_STATED TASK_
Find the lines containing the word "text" and copy every one of them.

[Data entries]
>>
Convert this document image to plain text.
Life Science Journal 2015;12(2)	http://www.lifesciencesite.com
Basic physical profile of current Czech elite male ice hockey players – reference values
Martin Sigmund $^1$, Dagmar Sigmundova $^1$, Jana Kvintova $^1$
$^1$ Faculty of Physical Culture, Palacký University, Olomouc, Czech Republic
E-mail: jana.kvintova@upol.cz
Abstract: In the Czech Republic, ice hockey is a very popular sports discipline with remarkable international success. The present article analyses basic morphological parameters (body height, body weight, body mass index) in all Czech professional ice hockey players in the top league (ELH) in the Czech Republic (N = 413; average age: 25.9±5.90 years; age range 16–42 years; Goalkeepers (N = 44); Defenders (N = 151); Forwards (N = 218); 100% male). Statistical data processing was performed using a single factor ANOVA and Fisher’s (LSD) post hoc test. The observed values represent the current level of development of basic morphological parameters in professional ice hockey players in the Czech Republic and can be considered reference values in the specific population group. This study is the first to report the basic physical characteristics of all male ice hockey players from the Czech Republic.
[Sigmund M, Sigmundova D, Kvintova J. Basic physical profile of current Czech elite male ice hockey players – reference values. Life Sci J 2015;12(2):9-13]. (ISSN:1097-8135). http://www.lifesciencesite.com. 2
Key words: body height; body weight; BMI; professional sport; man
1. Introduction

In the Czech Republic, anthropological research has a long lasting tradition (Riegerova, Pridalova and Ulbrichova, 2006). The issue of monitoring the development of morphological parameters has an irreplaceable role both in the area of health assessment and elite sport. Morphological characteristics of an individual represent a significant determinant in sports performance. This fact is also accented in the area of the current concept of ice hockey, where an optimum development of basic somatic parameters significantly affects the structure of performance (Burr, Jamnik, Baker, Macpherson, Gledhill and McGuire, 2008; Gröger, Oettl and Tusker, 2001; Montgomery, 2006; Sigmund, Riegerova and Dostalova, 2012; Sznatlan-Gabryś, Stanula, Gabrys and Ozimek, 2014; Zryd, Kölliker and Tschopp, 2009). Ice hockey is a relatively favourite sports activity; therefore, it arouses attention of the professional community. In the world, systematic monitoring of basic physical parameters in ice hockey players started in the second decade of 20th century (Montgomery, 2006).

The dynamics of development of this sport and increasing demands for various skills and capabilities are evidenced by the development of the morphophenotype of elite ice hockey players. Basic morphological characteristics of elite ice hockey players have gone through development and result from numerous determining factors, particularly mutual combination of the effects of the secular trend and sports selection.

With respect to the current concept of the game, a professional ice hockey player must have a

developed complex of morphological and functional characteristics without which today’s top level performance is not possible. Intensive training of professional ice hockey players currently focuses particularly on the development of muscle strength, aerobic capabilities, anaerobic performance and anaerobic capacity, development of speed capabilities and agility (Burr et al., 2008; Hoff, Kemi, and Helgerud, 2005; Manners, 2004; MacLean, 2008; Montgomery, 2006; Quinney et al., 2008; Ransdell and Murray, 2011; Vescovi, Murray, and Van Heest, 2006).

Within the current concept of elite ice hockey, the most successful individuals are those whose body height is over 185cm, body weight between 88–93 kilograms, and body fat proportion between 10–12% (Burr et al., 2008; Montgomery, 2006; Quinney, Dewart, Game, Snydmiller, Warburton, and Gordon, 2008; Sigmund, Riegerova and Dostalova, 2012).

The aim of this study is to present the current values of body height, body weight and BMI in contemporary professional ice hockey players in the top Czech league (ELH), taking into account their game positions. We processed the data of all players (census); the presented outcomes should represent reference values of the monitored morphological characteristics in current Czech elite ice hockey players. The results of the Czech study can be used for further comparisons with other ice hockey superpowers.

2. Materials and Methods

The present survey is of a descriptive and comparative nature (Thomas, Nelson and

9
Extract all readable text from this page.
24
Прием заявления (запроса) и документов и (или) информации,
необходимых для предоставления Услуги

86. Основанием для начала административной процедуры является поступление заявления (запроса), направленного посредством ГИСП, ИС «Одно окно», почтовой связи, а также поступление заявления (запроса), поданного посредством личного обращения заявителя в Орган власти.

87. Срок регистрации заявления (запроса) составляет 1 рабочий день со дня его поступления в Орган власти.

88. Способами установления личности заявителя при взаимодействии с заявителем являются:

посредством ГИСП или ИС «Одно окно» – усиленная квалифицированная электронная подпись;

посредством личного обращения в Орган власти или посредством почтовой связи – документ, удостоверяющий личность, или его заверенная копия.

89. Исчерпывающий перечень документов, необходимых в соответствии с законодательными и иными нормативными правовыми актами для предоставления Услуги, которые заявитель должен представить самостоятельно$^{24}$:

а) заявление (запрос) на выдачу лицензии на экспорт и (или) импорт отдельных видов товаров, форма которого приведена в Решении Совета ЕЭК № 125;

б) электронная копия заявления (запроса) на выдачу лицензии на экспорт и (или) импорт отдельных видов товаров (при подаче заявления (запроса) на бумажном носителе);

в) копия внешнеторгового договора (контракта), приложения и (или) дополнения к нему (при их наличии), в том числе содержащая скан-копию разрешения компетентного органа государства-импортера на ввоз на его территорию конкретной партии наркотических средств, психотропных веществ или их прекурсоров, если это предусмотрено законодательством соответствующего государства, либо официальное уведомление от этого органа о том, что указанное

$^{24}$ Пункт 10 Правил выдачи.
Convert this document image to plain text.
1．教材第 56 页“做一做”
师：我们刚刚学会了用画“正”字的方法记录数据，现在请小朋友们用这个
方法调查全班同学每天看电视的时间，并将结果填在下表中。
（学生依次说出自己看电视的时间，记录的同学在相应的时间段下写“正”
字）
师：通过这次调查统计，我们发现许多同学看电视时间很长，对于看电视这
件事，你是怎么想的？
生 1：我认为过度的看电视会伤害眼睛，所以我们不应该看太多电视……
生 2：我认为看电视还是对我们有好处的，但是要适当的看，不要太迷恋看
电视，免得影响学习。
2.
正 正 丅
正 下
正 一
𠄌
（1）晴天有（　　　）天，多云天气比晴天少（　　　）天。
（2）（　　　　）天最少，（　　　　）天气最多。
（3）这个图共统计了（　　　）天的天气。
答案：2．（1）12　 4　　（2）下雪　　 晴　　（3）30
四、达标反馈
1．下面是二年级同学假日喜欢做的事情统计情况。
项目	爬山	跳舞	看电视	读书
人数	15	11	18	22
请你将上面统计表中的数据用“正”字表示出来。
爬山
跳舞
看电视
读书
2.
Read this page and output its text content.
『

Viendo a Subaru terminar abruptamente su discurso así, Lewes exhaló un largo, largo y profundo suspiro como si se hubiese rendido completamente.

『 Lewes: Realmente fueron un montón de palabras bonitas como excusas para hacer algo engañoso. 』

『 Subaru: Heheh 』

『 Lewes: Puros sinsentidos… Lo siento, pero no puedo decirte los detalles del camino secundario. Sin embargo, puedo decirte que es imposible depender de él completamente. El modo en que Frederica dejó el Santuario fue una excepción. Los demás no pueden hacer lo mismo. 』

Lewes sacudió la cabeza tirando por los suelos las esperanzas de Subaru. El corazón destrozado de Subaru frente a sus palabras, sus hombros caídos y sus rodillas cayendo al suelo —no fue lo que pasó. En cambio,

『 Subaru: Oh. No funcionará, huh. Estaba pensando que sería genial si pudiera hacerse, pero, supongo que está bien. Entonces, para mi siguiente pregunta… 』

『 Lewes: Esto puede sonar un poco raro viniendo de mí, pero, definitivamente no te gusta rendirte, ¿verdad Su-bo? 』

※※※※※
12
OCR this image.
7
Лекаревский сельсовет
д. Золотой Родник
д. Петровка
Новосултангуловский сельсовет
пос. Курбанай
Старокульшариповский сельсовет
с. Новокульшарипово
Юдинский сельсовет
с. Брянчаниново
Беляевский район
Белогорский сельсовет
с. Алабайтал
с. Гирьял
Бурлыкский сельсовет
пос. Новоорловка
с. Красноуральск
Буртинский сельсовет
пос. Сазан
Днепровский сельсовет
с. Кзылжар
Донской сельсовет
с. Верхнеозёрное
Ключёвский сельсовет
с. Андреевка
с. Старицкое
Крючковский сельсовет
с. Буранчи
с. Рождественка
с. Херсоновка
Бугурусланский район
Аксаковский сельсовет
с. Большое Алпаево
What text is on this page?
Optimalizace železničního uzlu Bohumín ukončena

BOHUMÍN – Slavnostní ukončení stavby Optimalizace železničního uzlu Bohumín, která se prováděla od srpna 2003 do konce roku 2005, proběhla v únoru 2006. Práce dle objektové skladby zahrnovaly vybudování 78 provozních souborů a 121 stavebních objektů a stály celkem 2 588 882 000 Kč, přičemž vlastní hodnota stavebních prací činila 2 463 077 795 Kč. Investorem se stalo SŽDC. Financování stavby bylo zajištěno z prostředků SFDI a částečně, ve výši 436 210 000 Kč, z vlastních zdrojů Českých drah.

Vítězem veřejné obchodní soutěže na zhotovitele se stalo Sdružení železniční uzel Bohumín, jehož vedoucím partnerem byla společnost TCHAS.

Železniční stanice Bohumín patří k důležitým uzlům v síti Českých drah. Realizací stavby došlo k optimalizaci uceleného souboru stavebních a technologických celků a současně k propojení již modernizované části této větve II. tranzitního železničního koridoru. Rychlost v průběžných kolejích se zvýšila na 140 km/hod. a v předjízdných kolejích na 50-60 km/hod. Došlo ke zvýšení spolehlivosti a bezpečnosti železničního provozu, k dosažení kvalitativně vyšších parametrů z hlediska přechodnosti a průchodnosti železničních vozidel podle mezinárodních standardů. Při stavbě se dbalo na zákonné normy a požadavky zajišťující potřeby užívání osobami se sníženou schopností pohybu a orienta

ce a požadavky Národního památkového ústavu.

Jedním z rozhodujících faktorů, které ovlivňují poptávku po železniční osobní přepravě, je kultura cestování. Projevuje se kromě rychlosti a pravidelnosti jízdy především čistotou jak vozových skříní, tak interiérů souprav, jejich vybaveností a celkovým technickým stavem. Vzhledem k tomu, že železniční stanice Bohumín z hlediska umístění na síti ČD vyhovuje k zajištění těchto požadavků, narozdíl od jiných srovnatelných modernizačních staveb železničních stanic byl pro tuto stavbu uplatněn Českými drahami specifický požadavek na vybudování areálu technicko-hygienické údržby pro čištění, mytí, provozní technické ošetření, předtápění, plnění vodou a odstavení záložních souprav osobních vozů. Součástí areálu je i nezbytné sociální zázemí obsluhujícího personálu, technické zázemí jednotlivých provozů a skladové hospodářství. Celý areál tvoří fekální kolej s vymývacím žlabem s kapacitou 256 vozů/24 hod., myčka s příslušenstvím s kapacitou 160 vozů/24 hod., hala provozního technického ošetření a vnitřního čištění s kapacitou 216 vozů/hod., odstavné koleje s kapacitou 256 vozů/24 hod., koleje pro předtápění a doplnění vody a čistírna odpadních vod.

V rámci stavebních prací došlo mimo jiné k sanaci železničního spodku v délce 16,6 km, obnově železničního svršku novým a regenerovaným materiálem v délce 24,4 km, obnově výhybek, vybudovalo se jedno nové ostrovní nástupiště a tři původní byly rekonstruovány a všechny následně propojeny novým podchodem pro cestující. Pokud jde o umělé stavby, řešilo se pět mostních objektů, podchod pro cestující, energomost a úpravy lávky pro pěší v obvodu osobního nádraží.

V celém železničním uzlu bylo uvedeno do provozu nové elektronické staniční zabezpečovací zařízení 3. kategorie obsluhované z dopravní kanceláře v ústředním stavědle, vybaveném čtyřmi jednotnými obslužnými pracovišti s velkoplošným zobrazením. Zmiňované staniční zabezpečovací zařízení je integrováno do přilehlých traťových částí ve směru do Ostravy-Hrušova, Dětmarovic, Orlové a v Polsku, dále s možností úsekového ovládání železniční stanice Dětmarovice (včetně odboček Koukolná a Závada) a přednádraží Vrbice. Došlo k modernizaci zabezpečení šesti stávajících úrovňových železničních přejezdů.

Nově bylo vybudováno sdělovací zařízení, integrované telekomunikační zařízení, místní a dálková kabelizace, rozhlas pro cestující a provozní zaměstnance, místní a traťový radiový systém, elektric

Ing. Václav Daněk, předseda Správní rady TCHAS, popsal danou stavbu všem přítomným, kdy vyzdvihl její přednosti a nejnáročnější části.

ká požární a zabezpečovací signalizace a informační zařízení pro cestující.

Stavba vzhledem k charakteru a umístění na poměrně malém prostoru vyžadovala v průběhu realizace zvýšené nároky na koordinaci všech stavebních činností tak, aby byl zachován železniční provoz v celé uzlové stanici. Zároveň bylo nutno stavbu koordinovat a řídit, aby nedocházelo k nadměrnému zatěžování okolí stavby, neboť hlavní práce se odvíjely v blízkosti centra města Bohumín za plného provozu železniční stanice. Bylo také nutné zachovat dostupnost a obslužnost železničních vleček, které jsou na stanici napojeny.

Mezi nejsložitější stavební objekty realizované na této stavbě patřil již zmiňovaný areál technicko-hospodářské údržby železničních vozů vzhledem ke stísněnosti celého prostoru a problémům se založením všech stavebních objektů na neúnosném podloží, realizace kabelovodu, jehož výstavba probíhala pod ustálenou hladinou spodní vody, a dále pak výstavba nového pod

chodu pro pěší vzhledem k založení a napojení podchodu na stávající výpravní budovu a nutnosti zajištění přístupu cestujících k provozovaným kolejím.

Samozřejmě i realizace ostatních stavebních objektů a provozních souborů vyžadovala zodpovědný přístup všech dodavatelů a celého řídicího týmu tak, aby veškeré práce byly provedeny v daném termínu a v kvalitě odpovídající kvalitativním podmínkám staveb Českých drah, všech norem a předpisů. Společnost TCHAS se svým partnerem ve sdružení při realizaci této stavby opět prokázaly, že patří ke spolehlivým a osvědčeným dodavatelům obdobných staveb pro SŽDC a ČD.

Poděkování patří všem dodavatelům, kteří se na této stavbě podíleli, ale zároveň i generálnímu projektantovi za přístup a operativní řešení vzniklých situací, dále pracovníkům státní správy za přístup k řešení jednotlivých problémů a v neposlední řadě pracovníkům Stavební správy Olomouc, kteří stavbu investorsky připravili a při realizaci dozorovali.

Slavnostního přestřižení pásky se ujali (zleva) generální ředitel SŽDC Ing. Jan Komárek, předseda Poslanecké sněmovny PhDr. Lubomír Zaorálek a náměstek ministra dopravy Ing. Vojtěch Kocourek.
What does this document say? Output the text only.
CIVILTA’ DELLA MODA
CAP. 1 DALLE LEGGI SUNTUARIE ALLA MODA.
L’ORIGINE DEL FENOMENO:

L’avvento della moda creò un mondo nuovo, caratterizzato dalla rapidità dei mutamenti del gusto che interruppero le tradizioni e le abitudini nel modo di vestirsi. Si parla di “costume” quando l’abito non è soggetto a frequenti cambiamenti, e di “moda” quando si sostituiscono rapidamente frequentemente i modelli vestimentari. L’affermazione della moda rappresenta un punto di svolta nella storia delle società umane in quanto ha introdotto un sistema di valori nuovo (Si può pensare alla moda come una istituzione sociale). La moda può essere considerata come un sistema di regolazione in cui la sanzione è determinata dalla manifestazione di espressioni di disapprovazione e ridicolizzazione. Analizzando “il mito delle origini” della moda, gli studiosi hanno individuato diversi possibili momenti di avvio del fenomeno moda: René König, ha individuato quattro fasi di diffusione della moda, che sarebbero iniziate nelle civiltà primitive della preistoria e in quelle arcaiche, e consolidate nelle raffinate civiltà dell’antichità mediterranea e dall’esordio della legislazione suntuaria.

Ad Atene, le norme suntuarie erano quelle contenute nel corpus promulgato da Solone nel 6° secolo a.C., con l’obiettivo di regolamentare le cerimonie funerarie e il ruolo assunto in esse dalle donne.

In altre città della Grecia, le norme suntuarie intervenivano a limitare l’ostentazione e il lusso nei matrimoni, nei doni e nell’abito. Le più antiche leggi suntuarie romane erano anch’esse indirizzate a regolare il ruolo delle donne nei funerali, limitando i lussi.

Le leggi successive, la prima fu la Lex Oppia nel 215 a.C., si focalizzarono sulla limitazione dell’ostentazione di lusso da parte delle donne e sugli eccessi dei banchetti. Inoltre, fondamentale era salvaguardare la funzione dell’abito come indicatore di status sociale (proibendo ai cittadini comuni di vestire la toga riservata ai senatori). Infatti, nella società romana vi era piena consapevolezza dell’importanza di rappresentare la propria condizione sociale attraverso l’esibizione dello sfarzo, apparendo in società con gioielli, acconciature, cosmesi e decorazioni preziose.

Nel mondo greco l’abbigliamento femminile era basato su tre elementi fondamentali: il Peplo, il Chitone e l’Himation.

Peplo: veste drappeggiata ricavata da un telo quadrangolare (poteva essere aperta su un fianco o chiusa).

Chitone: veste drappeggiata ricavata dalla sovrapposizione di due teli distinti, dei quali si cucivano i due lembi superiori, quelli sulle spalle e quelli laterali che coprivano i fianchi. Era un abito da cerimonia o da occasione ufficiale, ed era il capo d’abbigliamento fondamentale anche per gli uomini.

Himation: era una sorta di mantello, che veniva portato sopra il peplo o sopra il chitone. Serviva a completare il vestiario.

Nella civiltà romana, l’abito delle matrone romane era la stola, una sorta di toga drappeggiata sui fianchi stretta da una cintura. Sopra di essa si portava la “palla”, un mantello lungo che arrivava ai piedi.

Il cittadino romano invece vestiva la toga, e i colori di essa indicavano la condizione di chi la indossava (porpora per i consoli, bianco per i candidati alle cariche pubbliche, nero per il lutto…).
<<
_TASK OUTPUT_
Convert this document image to plain text.
Extract all readable text from this page.
Convert this document image to plain text.
Read this page and output its text content.
What text is on this page?
What does this document say? Output the text only.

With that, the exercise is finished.